====== Provided records ======

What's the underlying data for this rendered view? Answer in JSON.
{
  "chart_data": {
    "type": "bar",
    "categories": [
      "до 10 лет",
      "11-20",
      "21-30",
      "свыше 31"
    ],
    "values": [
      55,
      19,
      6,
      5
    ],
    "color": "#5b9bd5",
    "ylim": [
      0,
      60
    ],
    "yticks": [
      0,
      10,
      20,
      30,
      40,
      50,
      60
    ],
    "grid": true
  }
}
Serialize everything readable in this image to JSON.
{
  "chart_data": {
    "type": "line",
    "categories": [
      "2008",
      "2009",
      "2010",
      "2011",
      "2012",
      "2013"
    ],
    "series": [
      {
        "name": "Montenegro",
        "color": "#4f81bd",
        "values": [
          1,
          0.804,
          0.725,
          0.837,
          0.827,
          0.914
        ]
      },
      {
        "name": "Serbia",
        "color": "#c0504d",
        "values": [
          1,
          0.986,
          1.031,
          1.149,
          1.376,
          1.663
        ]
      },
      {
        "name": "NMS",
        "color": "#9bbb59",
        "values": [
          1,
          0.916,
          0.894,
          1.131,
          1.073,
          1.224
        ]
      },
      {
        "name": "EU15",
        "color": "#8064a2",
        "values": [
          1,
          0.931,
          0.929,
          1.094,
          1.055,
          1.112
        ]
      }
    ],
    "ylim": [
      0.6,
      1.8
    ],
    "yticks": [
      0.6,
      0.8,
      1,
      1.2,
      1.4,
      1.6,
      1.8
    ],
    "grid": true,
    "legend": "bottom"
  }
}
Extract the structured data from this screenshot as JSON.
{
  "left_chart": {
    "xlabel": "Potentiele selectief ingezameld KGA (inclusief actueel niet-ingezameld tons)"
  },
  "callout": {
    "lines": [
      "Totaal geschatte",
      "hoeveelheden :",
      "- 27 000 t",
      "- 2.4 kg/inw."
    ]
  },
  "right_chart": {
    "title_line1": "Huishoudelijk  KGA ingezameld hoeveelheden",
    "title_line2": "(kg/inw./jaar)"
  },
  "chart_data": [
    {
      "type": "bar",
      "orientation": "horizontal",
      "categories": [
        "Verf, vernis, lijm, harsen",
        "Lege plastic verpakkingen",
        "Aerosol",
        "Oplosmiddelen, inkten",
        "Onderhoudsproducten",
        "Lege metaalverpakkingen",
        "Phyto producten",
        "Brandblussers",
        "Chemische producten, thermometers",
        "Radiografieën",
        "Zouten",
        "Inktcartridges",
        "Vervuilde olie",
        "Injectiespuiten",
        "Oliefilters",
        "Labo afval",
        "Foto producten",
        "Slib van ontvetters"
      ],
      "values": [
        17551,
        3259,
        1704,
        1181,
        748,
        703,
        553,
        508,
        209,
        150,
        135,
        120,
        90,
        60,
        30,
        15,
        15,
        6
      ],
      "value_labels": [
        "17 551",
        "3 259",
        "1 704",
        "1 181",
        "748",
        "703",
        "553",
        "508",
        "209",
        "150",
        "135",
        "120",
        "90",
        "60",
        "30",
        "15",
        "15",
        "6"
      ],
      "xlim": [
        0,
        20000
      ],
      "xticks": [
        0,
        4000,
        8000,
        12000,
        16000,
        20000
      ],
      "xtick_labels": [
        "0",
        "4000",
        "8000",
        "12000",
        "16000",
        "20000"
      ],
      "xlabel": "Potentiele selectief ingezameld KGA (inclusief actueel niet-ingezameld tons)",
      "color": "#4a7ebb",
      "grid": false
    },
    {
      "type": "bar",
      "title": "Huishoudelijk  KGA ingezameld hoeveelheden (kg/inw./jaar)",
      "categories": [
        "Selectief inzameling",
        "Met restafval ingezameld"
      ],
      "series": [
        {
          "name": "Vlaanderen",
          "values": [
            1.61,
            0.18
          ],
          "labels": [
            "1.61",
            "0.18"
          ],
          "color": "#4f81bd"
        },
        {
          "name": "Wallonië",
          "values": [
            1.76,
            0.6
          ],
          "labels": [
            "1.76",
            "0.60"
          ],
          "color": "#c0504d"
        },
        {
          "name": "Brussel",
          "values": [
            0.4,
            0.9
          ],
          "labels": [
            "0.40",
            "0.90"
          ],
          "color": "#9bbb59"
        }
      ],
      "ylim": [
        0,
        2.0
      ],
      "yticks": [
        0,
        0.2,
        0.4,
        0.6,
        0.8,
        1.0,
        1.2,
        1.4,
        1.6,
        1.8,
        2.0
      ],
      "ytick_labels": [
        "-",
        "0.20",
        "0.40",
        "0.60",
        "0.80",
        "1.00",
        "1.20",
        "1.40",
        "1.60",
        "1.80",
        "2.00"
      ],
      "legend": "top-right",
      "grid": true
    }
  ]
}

======

- _The problem_: Which lines include the word "actueel"? Copy every one of them.

- _Result below_:
    "xlabel": "Potentiele selectief ingezameld KGA (inclusief actueel niet-ingezameld tons)"
      "xlabel": "Potentiele selectief ingezameld KGA (inclusief actueel niet-ingezameld tons)",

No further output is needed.